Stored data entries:
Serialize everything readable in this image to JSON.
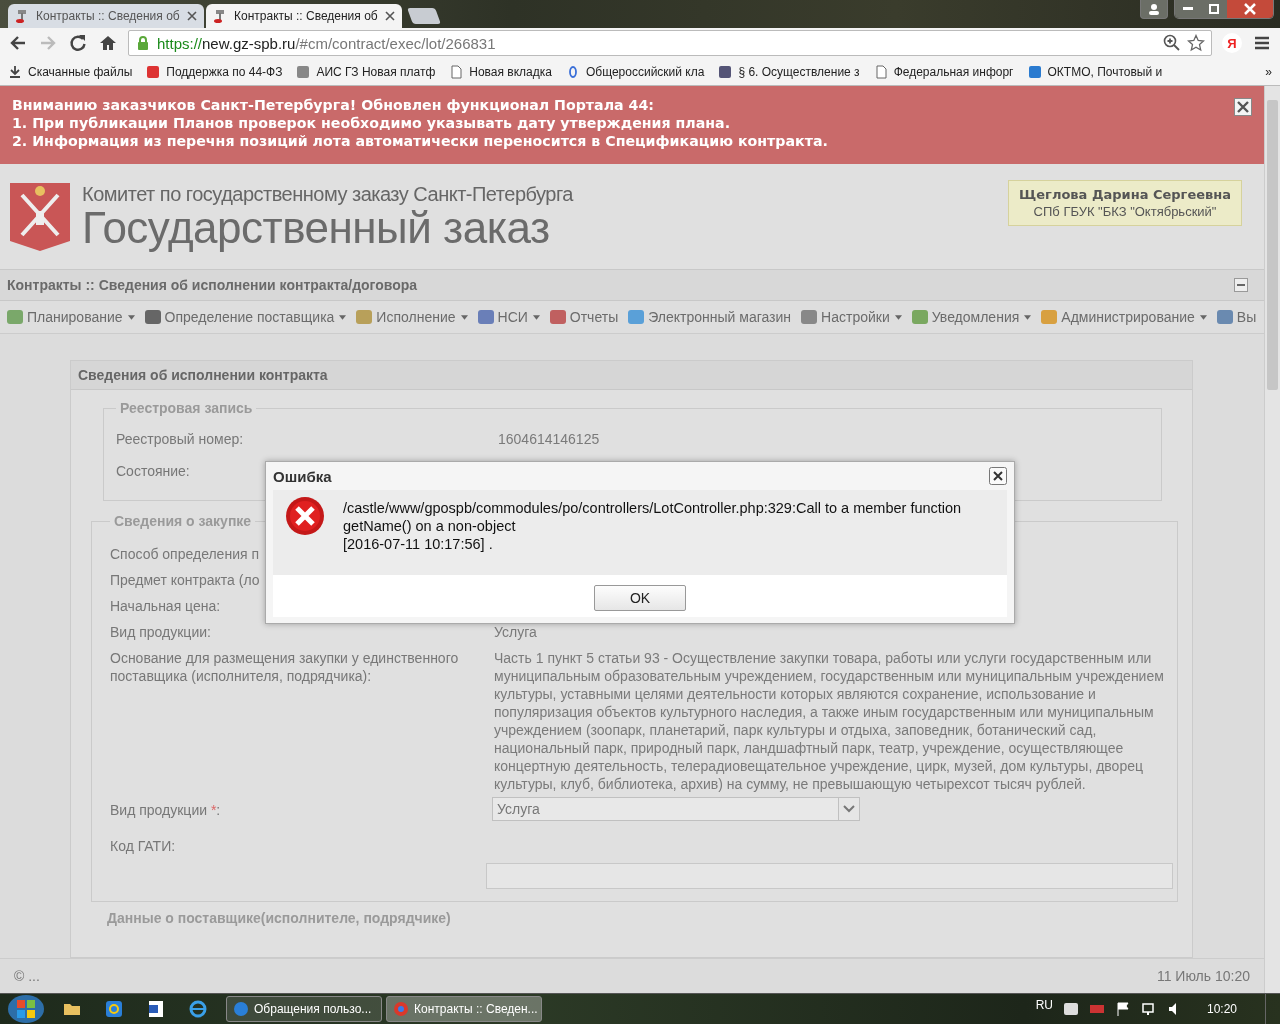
{
  "browser": {
    "tabs": [
      {
        "title": "Контракты :: Сведения об",
        "selected": false
      },
      {
        "title": "Контракты :: Сведения об",
        "selected": true
      }
    ],
    "url": {
      "scheme": "https://",
      "host": "new.gz-spb.ru",
      "path": "/#cm/contract/exec/lot/266831"
    },
    "profile_letter": "Я",
    "bookmarks": [
      {
        "label": "Скачанные файлы"
      },
      {
        "label": "Поддержка по 44-ФЗ"
      },
      {
        "label": "АИС ГЗ Новая платф"
      },
      {
        "label": "Новая вкладка"
      },
      {
        "label": "Общероссийский кла"
      },
      {
        "label": "§ 6. Осуществление з"
      },
      {
        "label": "Федеральная инфорг"
      },
      {
        "label": "ОКТМО, Почтовый и"
      }
    ],
    "bookmarks_more": "»"
  },
  "banner": {
    "lines": [
      "Вниманию заказчиков Санкт-Петербурга! Обновлен функционал Портала 44:",
      "1. При публикации Планов проверок необходимо указывать дату утверждения плана.",
      "2. Информация из перечня позиций лота автоматически переносится в Спецификацию контракта."
    ]
  },
  "header": {
    "org": "Комитет по государственному заказу Санкт-Петербурга",
    "product": "Государственный заказ",
    "user": {
      "name": "Щеглова Дарина Сергеевна",
      "org": "СПб ГБУК \"БКЗ \"Октябрьский\""
    }
  },
  "page_title": "Контракты :: Сведения об исполнении контракта/договора",
  "menu": [
    {
      "label": "Планирование",
      "dropdown": true
    },
    {
      "label": "Определение поставщика",
      "dropdown": true
    },
    {
      "label": "Исполнение",
      "dropdown": true
    },
    {
      "label": "НСИ",
      "dropdown": true
    },
    {
      "label": "Отчеты",
      "dropdown": false
    },
    {
      "label": "Электронный магазин",
      "dropdown": false
    },
    {
      "label": "Настройки",
      "dropdown": true
    },
    {
      "label": "Уведомления",
      "dropdown": true
    },
    {
      "label": "Администрирование",
      "dropdown": true
    },
    {
      "label": "Вы",
      "dropdown": false
    }
  ],
  "panel": {
    "title": "Сведения об исполнении контракта",
    "registry": {
      "legend": "Реестровая запись",
      "rows": [
        {
          "label": "Реестровый номер:",
          "value": "1604614146125"
        },
        {
          "label": "Состояние:"
        }
      ]
    },
    "purchase": {
      "legend": "Сведения о закупке",
      "rows": [
        {
          "label": "Способ определения п"
        },
        {
          "label": "Предмет контракта (ло"
        },
        {
          "label": "Начальная цена:"
        },
        {
          "label": "Вид продукции:",
          "value": "Услуга"
        },
        {
          "label": "Основание для размещения закупки у единственного поставщика (исполнителя, подрядчика):",
          "value": "Часть 1 пункт 5 статьи 93 - Осуществление закупки товара, работы или услуги государственным или муниципальным образовательным учреждением, государственным или муниципальным учреждением культуры, уставными целями деятельности которых являются сохранение, использование и популяризация объектов культурного наследия, а также иным государственным или муниципальным учреждением (зоопарк, планетарий, парк культуры и отдыха, заповедник, ботанический сад, национальный парк, природный парк, ландшафтный парк, театр, учреждение, осуществляющее концертную деятельность, телерадиовещательное учреждение, цирк, музей, дом культуры, дворец культуры, клуб, библиотека, архив) на сумму, не превышающую четырехсот тысяч рублей."
        }
      ],
      "product_select": {
        "label": "Вид продукции",
        "required_mark": "*",
        "suffix": ":",
        "value": "Услуга"
      },
      "gati": {
        "label": "Код ГАТИ:"
      }
    },
    "supplier_legend": "Данные о поставщике(исполнителе, подрядчике)"
  },
  "status_bar": {
    "left": "© ...",
    "right": "11 Июль 10:20"
  },
  "dialog": {
    "title": "Ошибка",
    "message": "/castle/www/gpospb/commodules/po/controllers/LotController.php:329:Call to a member function getName() on a non-object",
    "timestamp": "[2016-07-11 10:17:56] .",
    "button": "OK"
  },
  "taskbar": {
    "windows": [
      {
        "title": "Обращения пользо...",
        "selected": false
      },
      {
        "title": "Контракты :: Сведен...",
        "selected": true
      }
    ],
    "language": "RU",
    "clock": "10:20"
  }
}
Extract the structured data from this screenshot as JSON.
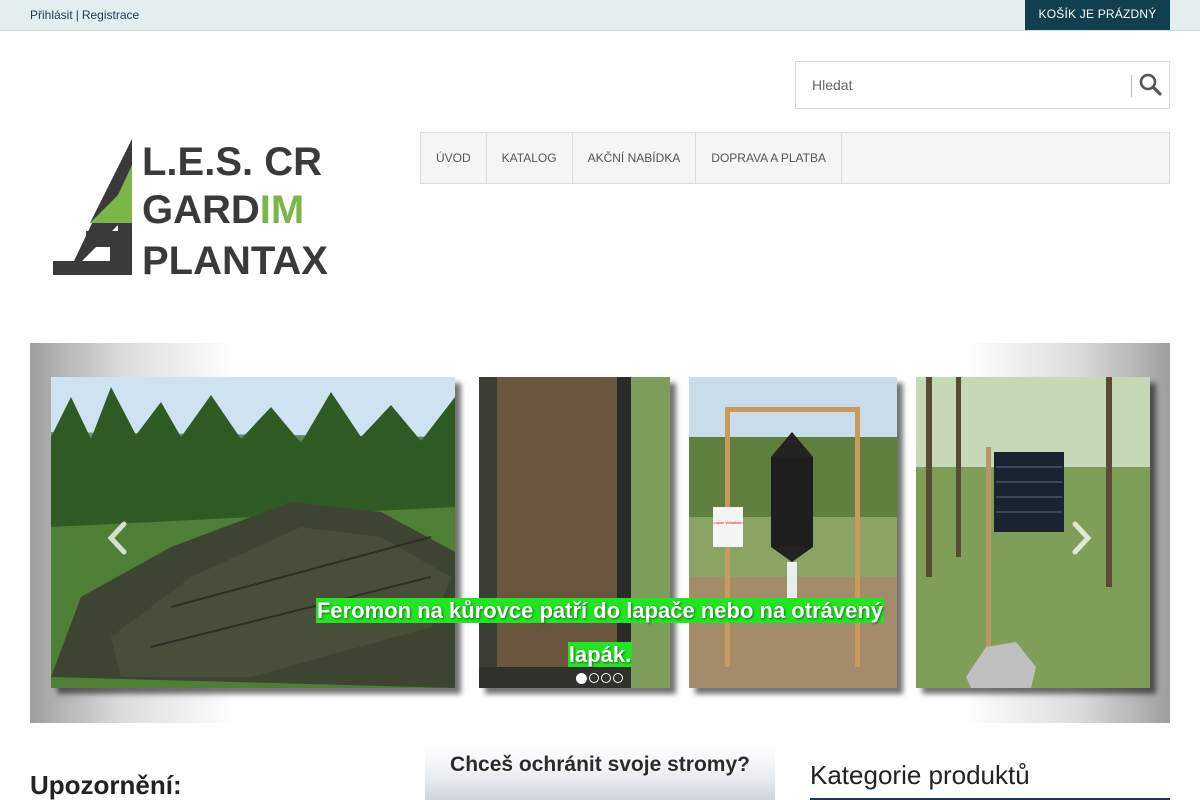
{
  "topbar": {
    "login": "Přihlásit",
    "separator": "|",
    "register": "Registrace",
    "cart_label": "KOŠÍK JE PRÁZDNÝ"
  },
  "search": {
    "placeholder": "Hledat",
    "icon": "search-icon"
  },
  "logo": {
    "line1": "L.E.S. CR",
    "line2a": "GARD",
    "line2b": "IM",
    "line3": "PLANTAX",
    "accent_color": "#7ab648",
    "dark_color": "#3a3a3a"
  },
  "nav": {
    "items": [
      {
        "label": "ÚVOD"
      },
      {
        "label": "KATALOG"
      },
      {
        "label": "AKČNÍ NABÍDKA"
      },
      {
        "label": "DOPRAVA A PLATBA"
      }
    ]
  },
  "slider": {
    "caption": "Feromon na kůrovce patří do lapače nebo na otrávený lapák.",
    "caption_bg": "#21e521",
    "prev_icon": "chevron-left-icon",
    "next_icon": "chevron-right-icon",
    "slide_count": 4,
    "active_slide": 1,
    "trap_sign_text": "Lapač Wiltaflash"
  },
  "content": {
    "notice_title": "Upozornění:",
    "banner_text": "Chceš ochránit svoje stromy?",
    "categories_title": "Kategorie produktů"
  },
  "colors": {
    "topbar_bg": "#e4eef0",
    "cart_bg": "#123f4f",
    "nav_bg": "#f5f5f5"
  }
}
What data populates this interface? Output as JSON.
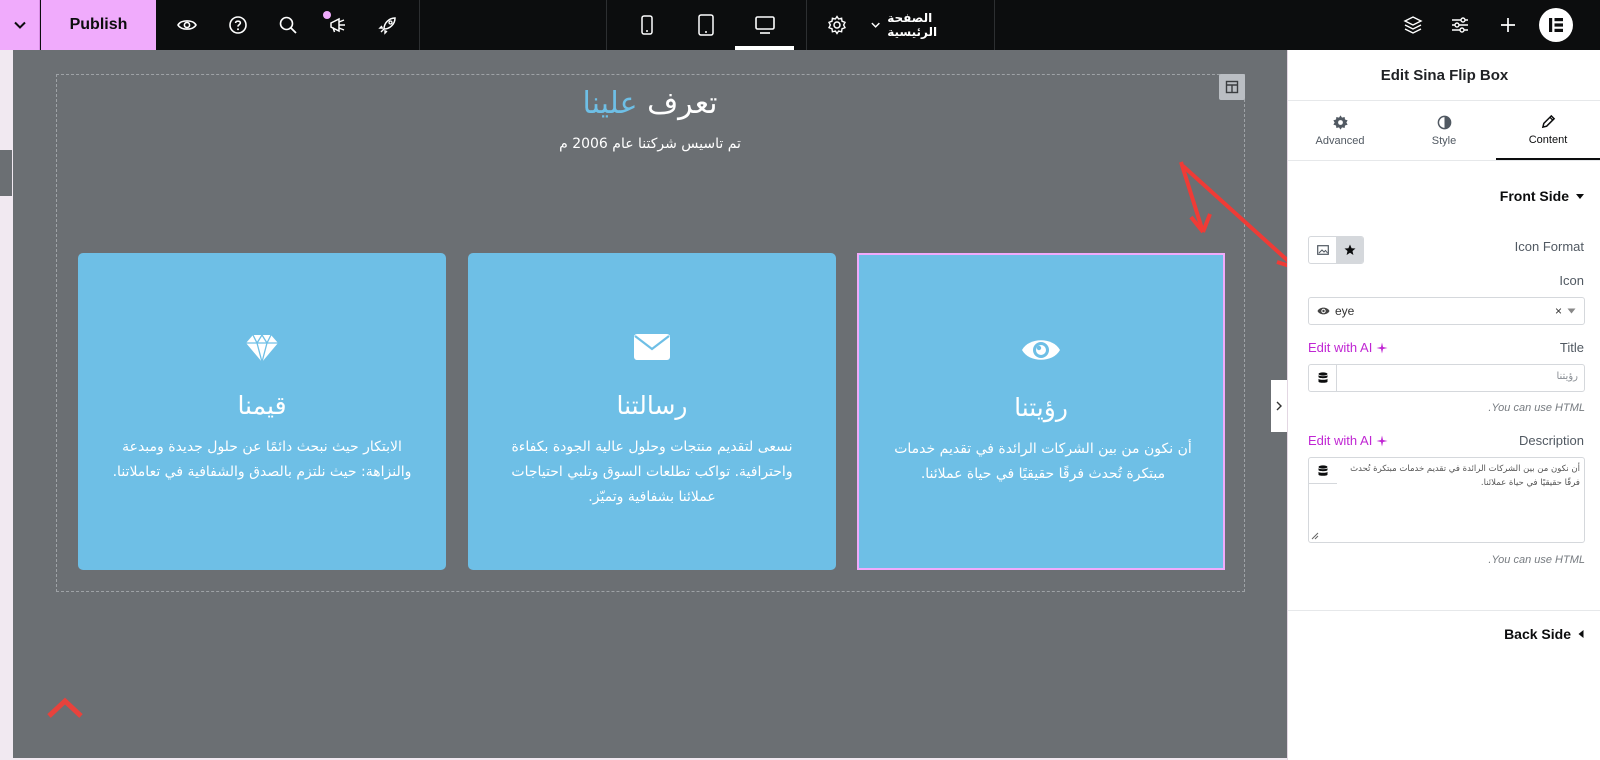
{
  "topbar": {
    "publish_label": "Publish",
    "page_name": "الصفحة الرئيسية",
    "icons": [
      "chevron-down",
      "eye",
      "help",
      "search",
      "megaphone",
      "rocket",
      "mobile",
      "tablet",
      "desktop",
      "settings",
      "layers",
      "sliders",
      "plus",
      "elementor-logo"
    ],
    "active_device": "desktop"
  },
  "canvas": {
    "heading_main": "تعرف",
    "heading_accent": "علينا",
    "subheading": "تم تاسيس شركتنا عام 2006 م",
    "accent_color": "#6ebfe6",
    "cards": [
      {
        "icon": "gem",
        "title": "قيمنا",
        "description": "الابتكار حيث نبحث دائمًا عن حلول جديدة ومبدعة والنزاهة: حيث نلتزم بالصدق والشفافية في تعاملاتنا."
      },
      {
        "icon": "envelope",
        "title": "رسالتنا",
        "description": "نسعى لتقديم منتجات وحلول عالية الجودة بكفاءة واحترافية. تواكب تطلعات السوق وتلبي احتياجات عملائنا بشفافية وتميّز."
      },
      {
        "icon": "eye",
        "title": "رؤيتنا",
        "description": "أن نكون من بين الشركات الرائدة في تقديم خدمات مبتكرة تُحدث فرقًا حقيقيًا في حياة عملائنا."
      }
    ]
  },
  "panel": {
    "title": "Edit Sina Flip Box",
    "tabs": [
      {
        "label": "Advanced",
        "icon": "gear"
      },
      {
        "label": "Style",
        "icon": "contrast"
      },
      {
        "label": "Content",
        "icon": "pencil"
      }
    ],
    "active_tab": "Content",
    "front_side": {
      "heading": "Front Side",
      "icon_format_label": "Icon Format",
      "icon_label": "Icon",
      "icon_value": "eye",
      "title_label": "Title",
      "title_value": "رؤيتنا",
      "edit_ai_label": "Edit with AI",
      "html_help": "You can use HTML.",
      "description_label": "Description",
      "description_value_line1": "أن نكون من بين الشركات الرائدة في تقديم خدمات مبتكرة تُحدث",
      "description_value_line2": "فرقًا حقيقيًا في حياة عملائنا."
    },
    "back_side": {
      "heading": "Back Side"
    }
  }
}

* **EXERCISE INSTRUCTIONS**
Retype the entries word for word. Omit any images.

* **OUTPUT FOR THIS TASK**
Serialize everything readable in this image to JSON.
{
  "browser": {
    "tabs": [
      {
        "title": "Контракты :: Сведения об",
        "selected": false
      },
      {
        "title": "Контракты :: Сведения об",
        "selected": true
      }
    ],
    "url": {
      "scheme": "https://",
      "host": "new.gz-spb.ru",
      "path": "/#cm/contract/exec/lot/266831"
    },
    "profile_letter": "Я",
    "bookmarks": [
      {
        "label": "Скачанные файлы"
      },
      {
        "label": "Поддержка по 44-ФЗ"
      },
      {
        "label": "АИС ГЗ Новая платф"
      },
      {
        "label": "Новая вкладка"
      },
      {
        "label": "Общероссийский кла"
      },
      {
        "label": "§ 6. Осуществление з"
      },
      {
        "label": "Федеральная инфорг"
      },
      {
        "label": "ОКТМО, Почтовый и"
      }
    ],
    "bookmarks_more": "»"
  },
  "banner": {
    "lines": [
      "Вниманию заказчиков Санкт-Петербурга! Обновлен функционал Портала 44:",
      "1. При публикации Планов проверок необходимо указывать дату утверждения плана.",
      "2. Информация из перечня позиций лота автоматически переносится в Спецификацию контракта."
    ]
  },
  "header": {
    "org": "Комитет по государственному заказу Санкт-Петербурга",
    "product": "Государственный заказ",
    "user": {
      "name": "Щеглова Дарина Сергеевна",
      "org": "СПб ГБУК \"БКЗ \"Октябрьский\""
    }
  },
  "page_title": "Контракты :: Сведения об исполнении контракта/договора",
  "menu": [
    {
      "label": "Планирование",
      "dropdown": true
    },
    {
      "label": "Определение поставщика",
      "dropdown": true
    },
    {
      "label": "Исполнение",
      "dropdown": true
    },
    {
      "label": "НСИ",
      "dropdown": true
    },
    {
      "label": "Отчеты",
      "dropdown": false
    },
    {
      "label": "Электронный магазин",
      "dropdown": false
    },
    {
      "label": "Настройки",
      "dropdown": true
    },
    {
      "label": "Уведомления",
      "dropdown": true
    },
    {
      "label": "Администрирование",
      "dropdown": true
    },
    {
      "label": "Вы",
      "dropdown": false
    }
  ],
  "panel": {
    "title": "Сведения об исполнении контракта",
    "registry": {
      "legend": "Реестровая запись",
      "rows": [
        {
          "label": "Реестровый номер:",
          "value": "1604614146125"
        },
        {
          "label": "Состояние:"
        }
      ]
    },
    "purchase": {
      "legend": "Сведения о закупке",
      "rows": [
        {
          "label": "Способ определения п"
        },
        {
          "label": "Предмет контракта (ло"
        },
        {
          "label": "Начальная цена:"
        },
        {
          "label": "Вид продукции:",
          "value": "Услуга"
        },
        {
          "label": "Основание для размещения закупки у единственного поставщика (исполнителя, подрядчика):",
          "value": "Часть 1 пункт 5 статьи 93 - Осуществление закупки товара, работы или услуги государственным или муниципальным образовательным учреждением, государственным или муниципальным учреждением культуры, уставными целями деятельности которых являются сохранение, использование и популяризация объектов культурного наследия, а также иным государственным или муниципальным учреждением (зоопарк, планетарий, парк культуры и отдыха, заповедник, ботанический сад, национальный парк, природный парк, ландшафтный парк, театр, учреждение, осуществляющее концертную деятельность, телерадиовещательное учреждение, цирк, музей, дом культуры, дворец культуры, клуб, библиотека, архив) на сумму, не превышающую четырехсот тысяч рублей."
        }
      ],
      "product_select": {
        "label": "Вид продукции",
        "required_mark": "*",
        "suffix": ":",
        "value": "Услуга"
      },
      "gati": {
        "label": "Код ГАТИ:"
      }
    },
    "supplier_legend": "Данные о поставщике(исполнителе, подрядчике)"
  },
  "status_bar": {
    "left": "© ...",
    "right": "11 Июль 10:20"
  },
  "dialog": {
    "title": "Ошибка",
    "message": "/castle/www/gpospb/commodules/po/controllers/LotController.php:329:Call to a member function getName() on a non-object",
    "timestamp": "[2016-07-11 10:17:56] .",
    "button": "OK"
  },
  "taskbar": {
    "windows": [
      {
        "title": "Обращения пользо...",
        "selected": false
      },
      {
        "title": "Контракты :: Сведен...",
        "selected": true
      }
    ],
    "language": "RU",
    "clock": "10:20"
  }
}
Extract the structured data from this screenshot as JSON.
{
  "topbar": {
    "login": "Přihlásit",
    "separator": "|",
    "register": "Registrace",
    "cart_label": "KOŠÍK JE PRÁZDNÝ"
  },
  "search": {
    "placeholder": "Hledat",
    "icon": "search-icon"
  },
  "logo": {
    "line1": "L.E.S. CR",
    "line2a": "GARD",
    "line2b": "IM",
    "line3": "PLANTAX",
    "accent_color": "#7ab648",
    "dark_color": "#3a3a3a"
  },
  "nav": {
    "items": [
      {
        "label": "ÚVOD"
      },
      {
        "label": "KATALOG"
      },
      {
        "label": "AKČNÍ NABÍDKA"
      },
      {
        "label": "DOPRAVA A PLATBA"
      }
    ]
  },
  "slider": {
    "caption": "Feromon na kůrovce patří do lapače nebo na otrávený lapák.",
    "caption_bg": "#21e521",
    "prev_icon": "chevron-left-icon",
    "next_icon": "chevron-right-icon",
    "slide_count": 4,
    "active_slide": 1,
    "trap_sign_text": "Lapač Wiltaflash"
  },
  "content": {
    "notice_title": "Upozornění:",
    "banner_text": "Chceš ochránit svoje stromy?",
    "categories_title": "Kategorie produktů"
  },
  "colors": {
    "topbar_bg": "#e4eef0",
    "cart_bg": "#123f4f",
    "nav_bg": "#f5f5f5"
  }
}
What data populates this interface? Output as JSON.
{
  "topbar": {
    "publish_label": "Publish",
    "page_name": "الصفحة الرئيسية",
    "icons": [
      "chevron-down",
      "eye",
      "help",
      "search",
      "megaphone",
      "rocket",
      "mobile",
      "tablet",
      "desktop",
      "settings",
      "layers",
      "sliders",
      "plus",
      "elementor-logo"
    ],
    "active_device": "desktop"
  },
  "canvas": {
    "heading_main": "تعرف",
    "heading_accent": "علينا",
    "subheading": "تم تاسيس شركتنا عام 2006 م",
    "accent_color": "#6ebfe6",
    "cards": [
      {
        "icon": "gem",
        "title": "قيمنا",
        "description": "الابتكار حيث نبحث دائمًا عن حلول جديدة ومبدعة والنزاهة: حيث نلتزم بالصدق والشفافية في تعاملاتنا."
      },
      {
        "icon": "envelope",
        "title": "رسالتنا",
        "description": "نسعى لتقديم منتجات وحلول عالية الجودة بكفاءة واحترافية. تواكب تطلعات السوق وتلبي احتياجات عملائنا بشفافية وتميّز."
      },
      {
        "icon": "eye",
        "title": "رؤيتنا",
        "description": "أن نكون من بين الشركات الرائدة في تقديم خدمات مبتكرة تُحدث فرقًا حقيقيًا في حياة عملائنا."
      }
    ]
  },
  "panel": {
    "title": "Edit Sina Flip Box",
    "tabs": [
      {
        "label": "Advanced",
        "icon": "gear"
      },
      {
        "label": "Style",
        "icon": "contrast"
      },
      {
        "label": "Content",
        "icon": "pencil"
      }
    ],
    "active_tab": "Content",
    "front_side": {
      "heading": "Front Side",
      "icon_format_label": "Icon Format",
      "icon_label": "Icon",
      "icon_value": "eye",
      "title_label": "Title",
      "title_value": "رؤيتنا",
      "edit_ai_label": "Edit with AI",
      "html_help": "You can use HTML.",
      "description_label": "Description",
      "description_value_line1": "أن نكون من بين الشركات الرائدة في تقديم خدمات مبتكرة تُحدث",
      "description_value_line2": "فرقًا حقيقيًا في حياة عملائنا."
    },
    "back_side": {
      "heading": "Back Side"
    }
  }
}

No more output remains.